— START Items —

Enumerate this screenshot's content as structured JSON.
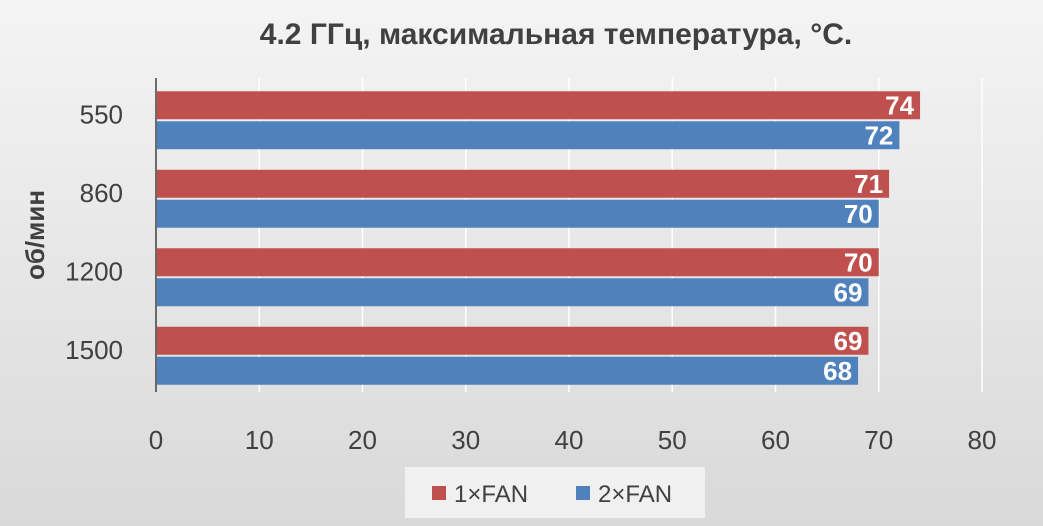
{
  "chart_data": {
    "type": "bar",
    "orientation": "horizontal",
    "title": "4.2 ГГц, максимальная температура, °С.",
    "ylabel": "об/мин",
    "xlabel": "",
    "categories": [
      "550",
      "860",
      "1200",
      "1500"
    ],
    "series": [
      {
        "name": "1×FAN",
        "values": [
          74,
          71,
          70,
          69
        ],
        "color": "#c0504d"
      },
      {
        "name": "2×FAN",
        "values": [
          72,
          70,
          69,
          68
        ],
        "color": "#4f81bd"
      }
    ],
    "xlim": [
      0,
      80
    ],
    "xticks": [
      "0",
      "10",
      "20",
      "30",
      "40",
      "50",
      "60",
      "70",
      "80"
    ],
    "grid": "vertical",
    "data_labels": true,
    "legend": "bottom"
  },
  "colors": {
    "background": "#e6e6e6",
    "text": "#404040",
    "grid": "#ffffff",
    "axis": "#404040",
    "legend_background": "#ffffff"
  }
}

— END Items —

## [Exercise details]
Extract all lines of the records above that include "ffffff".

## [Task output]
    "grid": "#ffffff",
    "legend_background": "#ffffff"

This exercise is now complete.